WHAT THE EXERCISE ASKS:
Repeat every line exactly, keeping the pictures out of the copy.

ITEMS:
>> START

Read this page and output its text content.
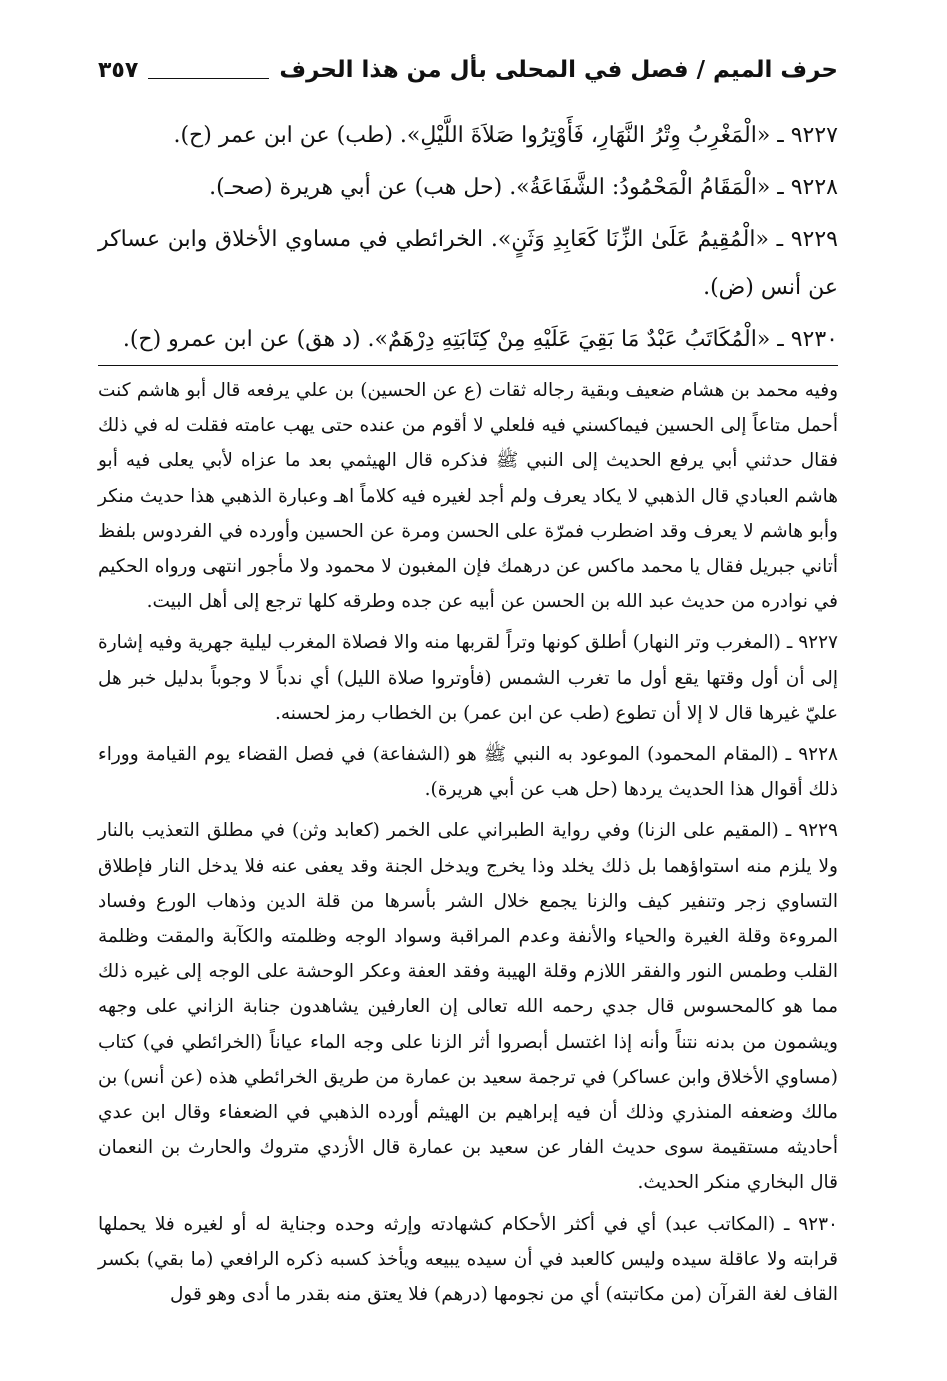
حرف الميم / فصل في المحلى بأل من هذا الحرف
٣٥٧

٩٢٢٧ ـ «الْمَغْرِبُ وِتْرُ النَّهَارِ، فَأَوْتِرُوا صَلاَةَ اللَّيْلِ». (طب) عن ابن عمر (ح).

٩٢٢٨ ـ «الْمَقَامُ الْمَحْمُودُ: الشَّفَاعَةُ». (حل هب) عن أبي هريرة (صحـ).

٩٢٢٩ ـ «الْمُقِيمُ عَلَىٰ الزِّنَا كَعَابِدِ وَثَنٍ». الخرائطي في مساوي الأخلاق وابن عساكر عن أنس (ض).

٩٢٣٠ ـ «الْمُكَاتَبُ عَبْدٌ مَا بَقِيَ عَلَيْهِ مِنْ كِتَابَتِهِ دِرْهَمٌ». (د هق) عن ابن عمرو (ح).

وفيه محمد بن هشام ضعيف وبقية رجاله ثقات (ع عن الحسين) بن علي يرفعه قال أبو هاشم كنت أحمل متاعاً إلى الحسين فيماكسني فيه فلعلي لا أقوم من عنده حتى يهب عامته فقلت له في ذلك فقال حدثني أبي يرفع الحديث إلى النبي ﷺ فذكره قال الهيثمي بعد ما عزاه لأبي يعلى فيه أبو هاشم العبادي قال الذهبي لا يكاد يعرف ولم أجد لغيره فيه كلاماً اهـ وعبارة الذهبي هذا حديث منكر وأبو هاشم لا يعرف وقد اضطرب فمرّة على الحسن ومرة عن الحسين وأورده في الفردوس بلفظ أتاني جبريل فقال يا محمد ماكس عن درهمك فإن المغبون لا محمود ولا مأجور انتهى ورواه الحكيم في نوادره من حديث عبد الله بن الحسن عن أبيه عن جده وطرقه كلها ترجع إلى أهل البيت.

٩٢٢٧ ـ (المغرب وتر النهار) أطلق كونها وتراً لقربها منه والا فصلاة المغرب ليلية جهرية وفيه إشارة إلى أن أول وقتها يقع أول ما تغرب الشمس (فأوتروا صلاة الليل) أي ندباً لا وجوباً بدليل خبر هل عليّ غيرها قال لا إلا أن تطوع (طب عن ابن عمر) بن الخطاب رمز لحسنه.

٩٢٢٨ ـ (المقام المحمود) الموعود به النبي ﷺ هو (الشفاعة) في فصل القضاء يوم القيامة ووراء ذلك أقوال هذا الحديث يردها (حل هب عن أبي هريرة).

٩٢٢٩ ـ (المقيم على الزنا) وفي رواية الطبراني على الخمر (كعابد وثن) في مطلق التعذيب بالنار ولا يلزم منه استواؤهما بل ذلك يخلد وذا يخرج ويدخل الجنة وقد يعفى عنه فلا يدخل النار فإطلاق التساوي زجر وتنفير كيف والزنا يجمع خلال الشر بأسرها من قلة الدين وذهاب الورع وفساد المروءة وقلة الغيرة والحياء والأنفة وعدم المراقبة وسواد الوجه وظلمته والكآبة والمقت وظلمة القلب وطمس النور والفقر اللازم وقلة الهيبة وفقد العفة وعكر الوحشة على الوجه إلى غيره ذلك مما هو كالمحسوس قال جدي رحمه الله تعالى إن العارفين يشاهدون جنابة الزاني على وجهه ويشمون من بدنه نتناً وأنه إذا اغتسل أبصروا أثر الزنا على وجه الماء عياناً (الخرائطي في) كتاب (مساوي الأخلاق وابن عساكر) في ترجمة سعيد بن عمارة من طريق الخرائطي هذه (عن أنس) بن مالك وضعفه المنذري وذلك أن فيه إبراهيم بن الهيثم أورده الذهبي في الضعفاء وقال ابن عدي أحاديثه مستقيمة سوى حديث الفار عن سعيد بن عمارة قال الأزدي متروك والحارث بن النعمان قال البخاري منكر الحديث.

٩٢٣٠ ـ (المكاتب عبد) أي في أكثر الأحكام كشهادته وإرثه وحده وجناية له أو لغيره فلا يحملها قرابته ولا عاقلة سيده وليس كالعبد في أن سيده يبيعه ويأخذ كسبه ذكره الرافعي (ما بقي) بكسر القاف لغة القرآن (من مكاتبته) أي من نجومها (درهم) فلا يعتق منه بقدر ما أدى وهو قول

>> END

THE RESULT:
Read this page and output its text content.
حرف الميم / فصل في المحلى بأل من هذا الحرف
٣٥٧

٩٢٢٧ ـ «الْمَغْرِبُ وِتْرُ النَّهَارِ، فَأَوْتِرُوا صَلاَةَ اللَّيْلِ». (طب) عن ابن عمر (ح).

٩٢٢٨ ـ «الْمَقَامُ الْمَحْمُودُ: الشَّفَاعَةُ». (حل هب) عن أبي هريرة (صحـ).

٩٢٢٩ ـ «الْمُقِيمُ عَلَىٰ الزِّنَا كَعَابِدِ وَثَنٍ». الخرائطي في مساوي الأخلاق وابن عساكر عن أنس (ض).

٩٢٣٠ ـ «الْمُكَاتَبُ عَبْدٌ مَا بَقِيَ عَلَيْهِ مِنْ كِتَابَتِهِ دِرْهَمٌ». (د هق) عن ابن عمرو (ح).

وفيه محمد بن هشام ضعيف وبقية رجاله ثقات (ع عن الحسين) بن علي يرفعه قال أبو هاشم كنت أحمل متاعاً إلى الحسين فيماكسني فيه فلعلي لا أقوم من عنده حتى يهب عامته فقلت له في ذلك فقال حدثني أبي يرفع الحديث إلى النبي ﷺ فذكره قال الهيثمي بعد ما عزاه لأبي يعلى فيه أبو هاشم العبادي قال الذهبي لا يكاد يعرف ولم أجد لغيره فيه كلاماً اهـ وعبارة الذهبي هذا حديث منكر وأبو هاشم لا يعرف وقد اضطرب فمرّة على الحسن ومرة عن الحسين وأورده في الفردوس بلفظ أتاني جبريل فقال يا محمد ماكس عن درهمك فإن المغبون لا محمود ولا مأجور انتهى ورواه الحكيم في نوادره من حديث عبد الله بن الحسن عن أبيه عن جده وطرقه كلها ترجع إلى أهل البيت.

٩٢٢٧ ـ (المغرب وتر النهار) أطلق كونها وتراً لقربها منه والا فصلاة المغرب ليلية جهرية وفيه إشارة إلى أن أول وقتها يقع أول ما تغرب الشمس (فأوتروا صلاة الليل) أي ندباً لا وجوباً بدليل خبر هل عليّ غيرها قال لا إلا أن تطوع (طب عن ابن عمر) بن الخطاب رمز لحسنه.

٩٢٢٨ ـ (المقام المحمود) الموعود به النبي ﷺ هو (الشفاعة) في فصل القضاء يوم القيامة ووراء ذلك أقوال هذا الحديث يردها (حل هب عن أبي هريرة).

٩٢٢٩ ـ (المقيم على الزنا) وفي رواية الطبراني على الخمر (كعابد وثن) في مطلق التعذيب بالنار ولا يلزم منه استواؤهما بل ذلك يخلد وذا يخرج ويدخل الجنة وقد يعفى عنه فلا يدخل النار فإطلاق التساوي زجر وتنفير كيف والزنا يجمع خلال الشر بأسرها من قلة الدين وذهاب الورع وفساد المروءة وقلة الغيرة والحياء والأنفة وعدم المراقبة وسواد الوجه وظلمته والكآبة والمقت وظلمة القلب وطمس النور والفقر اللازم وقلة الهيبة وفقد العفة وعكر الوحشة على الوجه إلى غيره ذلك مما هو كالمحسوس قال جدي رحمه الله تعالى إن العارفين يشاهدون جنابة الزاني على وجهه ويشمون من بدنه نتناً وأنه إذا اغتسل أبصروا أثر الزنا على وجه الماء عياناً (الخرائطي في) كتاب (مساوي الأخلاق وابن عساكر) في ترجمة سعيد بن عمارة من طريق الخرائطي هذه (عن أنس) بن مالك وضعفه المنذري وذلك أن فيه إبراهيم بن الهيثم أورده الذهبي في الضعفاء وقال ابن عدي أحاديثه مستقيمة سوى حديث الفار عن سعيد بن عمارة قال الأزدي متروك والحارث بن النعمان قال البخاري منكر الحديث.

٩٢٣٠ ـ (المكاتب عبد) أي في أكثر الأحكام كشهادته وإرثه وحده وجناية له أو لغيره فلا يحملها قرابته ولا عاقلة سيده وليس كالعبد في أن سيده يبيعه ويأخذ كسبه ذكره الرافعي (ما بقي) بكسر القاف لغة القرآن (من مكاتبته) أي من نجومها (درهم) فلا يعتق منه بقدر ما أدى وهو قول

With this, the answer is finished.